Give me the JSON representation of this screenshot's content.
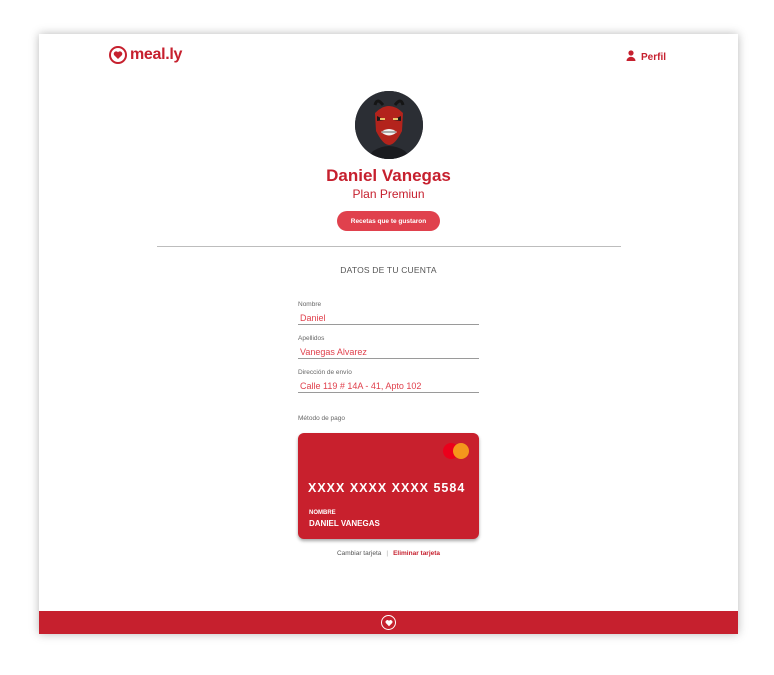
{
  "header": {
    "logo_text": "meal.ly",
    "profile_label": "Perfil"
  },
  "user": {
    "name": "Daniel Vanegas",
    "plan": "Plan Premiun",
    "liked_recipes_button": "Recetas que te gustaron"
  },
  "account": {
    "section_title": "DATOS DE TU CUENTA",
    "fields": [
      {
        "label": "Nombre",
        "value": "Daniel"
      },
      {
        "label": "Apellidos",
        "value": "Vanegas Alvarez"
      },
      {
        "label": "Dirección de envío",
        "value": "Calle 119 # 14A - 41, Apto 102"
      }
    ],
    "payment_label": "Método de pago"
  },
  "card": {
    "brand_icon": "mastercard-icon",
    "number": "XXXX  XXXX  XXXX  5584",
    "holder_label": "NOMBRE",
    "holder_name": "DANIEL VANEGAS",
    "change_label": "Cambiar tarjeta",
    "separator": "|",
    "delete_label": "Eliminar tarjeta"
  },
  "colors": {
    "brand_red": "#c6202e",
    "accent_red": "#e0414d",
    "card_red": "#c8202d"
  }
}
────────────────────────────────────────
■ **Written request**
Repeat the records word for word. Any picture in them should be left out.

■ **Output**
Give me the JSON representation of this screenshot's content.
{
  "header": {
    "logo_text": "meal.ly",
    "profile_label": "Perfil"
  },
  "user": {
    "name": "Daniel Vanegas",
    "plan": "Plan Premiun",
    "liked_recipes_button": "Recetas que te gustaron"
  },
  "account": {
    "section_title": "DATOS DE TU CUENTA",
    "fields": [
      {
        "label": "Nombre",
        "value": "Daniel"
      },
      {
        "label": "Apellidos",
        "value": "Vanegas Alvarez"
      },
      {
        "label": "Dirección de envío",
        "value": "Calle 119 # 14A - 41, Apto 102"
      }
    ],
    "payment_label": "Método de pago"
  },
  "card": {
    "brand_icon": "mastercard-icon",
    "number": "XXXX  XXXX  XXXX  5584",
    "holder_label": "NOMBRE",
    "holder_name": "DANIEL VANEGAS",
    "change_label": "Cambiar tarjeta",
    "separator": "|",
    "delete_label": "Eliminar tarjeta"
  },
  "colors": {
    "brand_red": "#c6202e",
    "accent_red": "#e0414d",
    "card_red": "#c8202d"
  }
}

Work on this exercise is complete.